- _WHAT YOU ARE ASKED TO DO_
Identify all lines in the listing that include the word "กำหนดหล", and copy them out.

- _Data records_
[BEGIN]
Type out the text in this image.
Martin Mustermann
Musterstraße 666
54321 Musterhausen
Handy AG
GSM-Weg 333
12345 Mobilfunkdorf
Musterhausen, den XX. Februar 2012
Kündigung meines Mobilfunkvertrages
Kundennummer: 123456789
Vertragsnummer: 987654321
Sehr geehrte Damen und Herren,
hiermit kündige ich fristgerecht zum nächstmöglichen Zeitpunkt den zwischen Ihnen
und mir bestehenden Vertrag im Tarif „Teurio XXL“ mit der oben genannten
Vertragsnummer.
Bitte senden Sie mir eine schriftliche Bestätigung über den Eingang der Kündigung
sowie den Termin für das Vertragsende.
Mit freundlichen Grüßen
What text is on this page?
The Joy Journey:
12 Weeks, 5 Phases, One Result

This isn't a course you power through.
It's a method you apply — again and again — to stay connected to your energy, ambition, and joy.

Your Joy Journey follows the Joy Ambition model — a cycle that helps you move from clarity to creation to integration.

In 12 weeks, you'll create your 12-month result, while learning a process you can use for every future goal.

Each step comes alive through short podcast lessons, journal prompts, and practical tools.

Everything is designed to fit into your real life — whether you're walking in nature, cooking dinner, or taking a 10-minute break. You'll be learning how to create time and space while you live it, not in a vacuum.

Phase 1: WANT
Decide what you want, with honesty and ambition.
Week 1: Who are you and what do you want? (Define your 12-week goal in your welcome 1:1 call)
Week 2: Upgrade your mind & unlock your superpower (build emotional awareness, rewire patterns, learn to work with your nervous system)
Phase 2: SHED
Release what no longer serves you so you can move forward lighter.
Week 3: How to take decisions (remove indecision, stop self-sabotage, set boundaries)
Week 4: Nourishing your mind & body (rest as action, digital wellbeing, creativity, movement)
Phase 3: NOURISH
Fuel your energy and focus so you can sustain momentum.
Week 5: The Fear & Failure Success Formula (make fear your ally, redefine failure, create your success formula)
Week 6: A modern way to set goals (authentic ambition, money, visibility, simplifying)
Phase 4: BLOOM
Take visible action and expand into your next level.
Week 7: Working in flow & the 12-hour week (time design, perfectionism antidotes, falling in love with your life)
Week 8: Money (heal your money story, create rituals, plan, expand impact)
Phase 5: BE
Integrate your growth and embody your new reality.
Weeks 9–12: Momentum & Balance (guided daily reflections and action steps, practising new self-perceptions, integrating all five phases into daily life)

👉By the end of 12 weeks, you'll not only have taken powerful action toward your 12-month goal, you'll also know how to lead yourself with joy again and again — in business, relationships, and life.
[END]
[BEGIN]
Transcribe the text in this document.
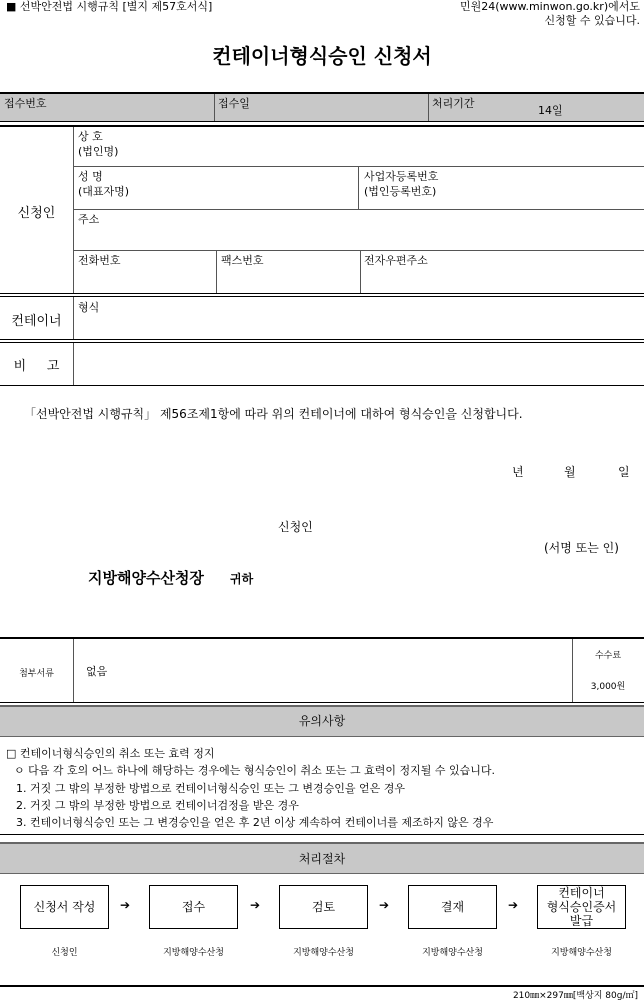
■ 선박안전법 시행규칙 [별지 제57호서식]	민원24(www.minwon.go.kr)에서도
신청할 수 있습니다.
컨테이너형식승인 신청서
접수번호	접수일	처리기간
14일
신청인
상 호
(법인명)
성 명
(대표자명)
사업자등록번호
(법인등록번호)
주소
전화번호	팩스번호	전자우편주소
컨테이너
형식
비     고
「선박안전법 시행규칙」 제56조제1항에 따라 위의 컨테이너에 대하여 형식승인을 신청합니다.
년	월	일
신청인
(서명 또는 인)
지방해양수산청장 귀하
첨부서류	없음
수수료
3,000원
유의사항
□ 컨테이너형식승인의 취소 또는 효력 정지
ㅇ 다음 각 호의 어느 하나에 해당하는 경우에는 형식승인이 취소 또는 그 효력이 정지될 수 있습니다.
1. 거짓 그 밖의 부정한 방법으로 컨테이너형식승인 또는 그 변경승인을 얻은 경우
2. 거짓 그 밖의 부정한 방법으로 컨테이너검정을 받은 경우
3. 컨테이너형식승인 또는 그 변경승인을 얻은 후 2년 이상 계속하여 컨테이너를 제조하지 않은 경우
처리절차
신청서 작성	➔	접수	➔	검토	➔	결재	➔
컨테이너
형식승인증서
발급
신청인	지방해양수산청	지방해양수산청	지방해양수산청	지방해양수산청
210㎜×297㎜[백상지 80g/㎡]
[END]
[BEGIN]
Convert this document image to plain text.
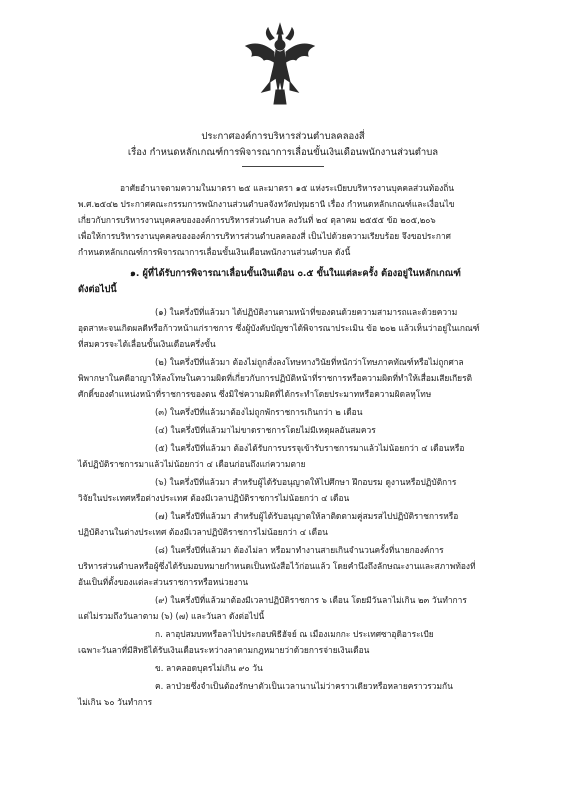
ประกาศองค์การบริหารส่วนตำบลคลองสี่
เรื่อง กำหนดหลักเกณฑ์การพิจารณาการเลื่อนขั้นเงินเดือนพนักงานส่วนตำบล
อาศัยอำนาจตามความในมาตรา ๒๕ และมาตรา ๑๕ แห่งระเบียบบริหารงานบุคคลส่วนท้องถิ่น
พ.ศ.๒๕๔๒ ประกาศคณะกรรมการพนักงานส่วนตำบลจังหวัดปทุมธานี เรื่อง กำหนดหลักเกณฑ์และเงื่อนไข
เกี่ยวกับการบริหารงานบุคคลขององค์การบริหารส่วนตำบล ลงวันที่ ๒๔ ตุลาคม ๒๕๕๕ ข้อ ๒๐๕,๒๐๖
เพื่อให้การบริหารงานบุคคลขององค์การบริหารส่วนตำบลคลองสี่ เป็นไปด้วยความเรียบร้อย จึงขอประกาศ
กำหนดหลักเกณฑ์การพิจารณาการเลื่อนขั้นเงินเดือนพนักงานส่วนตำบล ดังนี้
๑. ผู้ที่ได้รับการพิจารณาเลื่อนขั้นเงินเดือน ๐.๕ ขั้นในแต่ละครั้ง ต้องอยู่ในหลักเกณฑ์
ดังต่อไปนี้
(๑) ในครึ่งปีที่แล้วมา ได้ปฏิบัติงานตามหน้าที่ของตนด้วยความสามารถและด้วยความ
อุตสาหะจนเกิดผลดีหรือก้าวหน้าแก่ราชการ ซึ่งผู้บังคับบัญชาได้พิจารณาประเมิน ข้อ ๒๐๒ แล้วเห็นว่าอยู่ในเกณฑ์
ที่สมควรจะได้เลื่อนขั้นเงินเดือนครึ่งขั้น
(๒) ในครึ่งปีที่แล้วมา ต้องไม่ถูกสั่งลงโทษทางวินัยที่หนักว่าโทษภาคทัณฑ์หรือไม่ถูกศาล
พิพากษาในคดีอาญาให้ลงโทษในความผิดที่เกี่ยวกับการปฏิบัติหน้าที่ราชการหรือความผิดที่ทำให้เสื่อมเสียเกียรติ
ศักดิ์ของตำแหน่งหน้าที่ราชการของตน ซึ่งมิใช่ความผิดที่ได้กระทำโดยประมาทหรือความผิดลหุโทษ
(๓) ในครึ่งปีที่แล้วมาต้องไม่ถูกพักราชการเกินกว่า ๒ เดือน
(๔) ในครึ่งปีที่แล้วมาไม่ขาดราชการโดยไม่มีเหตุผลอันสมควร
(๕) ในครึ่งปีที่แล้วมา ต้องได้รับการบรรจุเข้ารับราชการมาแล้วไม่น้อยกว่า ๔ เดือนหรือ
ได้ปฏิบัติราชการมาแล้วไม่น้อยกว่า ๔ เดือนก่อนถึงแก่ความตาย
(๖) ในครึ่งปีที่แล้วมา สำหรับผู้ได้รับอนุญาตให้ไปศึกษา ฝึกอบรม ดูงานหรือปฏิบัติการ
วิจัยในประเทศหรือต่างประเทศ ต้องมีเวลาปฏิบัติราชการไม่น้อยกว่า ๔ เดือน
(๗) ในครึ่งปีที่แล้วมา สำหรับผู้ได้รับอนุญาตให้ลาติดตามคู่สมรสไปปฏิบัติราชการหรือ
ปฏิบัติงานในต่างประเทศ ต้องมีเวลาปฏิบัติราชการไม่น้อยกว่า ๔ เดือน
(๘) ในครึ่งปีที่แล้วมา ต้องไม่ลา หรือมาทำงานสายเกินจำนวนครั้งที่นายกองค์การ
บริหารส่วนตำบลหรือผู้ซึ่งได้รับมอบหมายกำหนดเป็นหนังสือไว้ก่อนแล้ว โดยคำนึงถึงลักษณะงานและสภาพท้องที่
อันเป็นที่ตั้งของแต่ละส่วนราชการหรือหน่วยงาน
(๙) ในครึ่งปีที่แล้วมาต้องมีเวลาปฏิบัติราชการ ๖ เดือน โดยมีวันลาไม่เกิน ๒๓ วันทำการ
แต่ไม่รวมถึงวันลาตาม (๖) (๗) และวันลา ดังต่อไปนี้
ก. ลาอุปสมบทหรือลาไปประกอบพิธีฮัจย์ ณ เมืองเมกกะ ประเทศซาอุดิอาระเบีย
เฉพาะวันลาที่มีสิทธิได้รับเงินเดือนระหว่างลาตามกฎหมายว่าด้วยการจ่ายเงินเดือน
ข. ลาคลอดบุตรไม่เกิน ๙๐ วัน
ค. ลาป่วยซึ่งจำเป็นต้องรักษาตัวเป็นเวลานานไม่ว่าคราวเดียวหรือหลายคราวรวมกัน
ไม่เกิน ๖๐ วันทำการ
[END]
- _RESPONSE TO THE EXERCISE_
เรื่อง กำหนดหลักเกณฑ์การพิจารณาการเลื่อนขั้นเงินเดือนพนักงานส่วนตำบล
พ.ศ.๒๕๔๒ ประกาศคณะกรรมการพนักงานส่วนตำบลจังหวัดปทุมธานี เรื่อง กำหนดหลักเกณฑ์และเงื่อนไข
กำหนดหลักเกณฑ์การพิจารณาการเลื่อนขั้นเงินเดือนพนักงานส่วนตำบล ดังนี้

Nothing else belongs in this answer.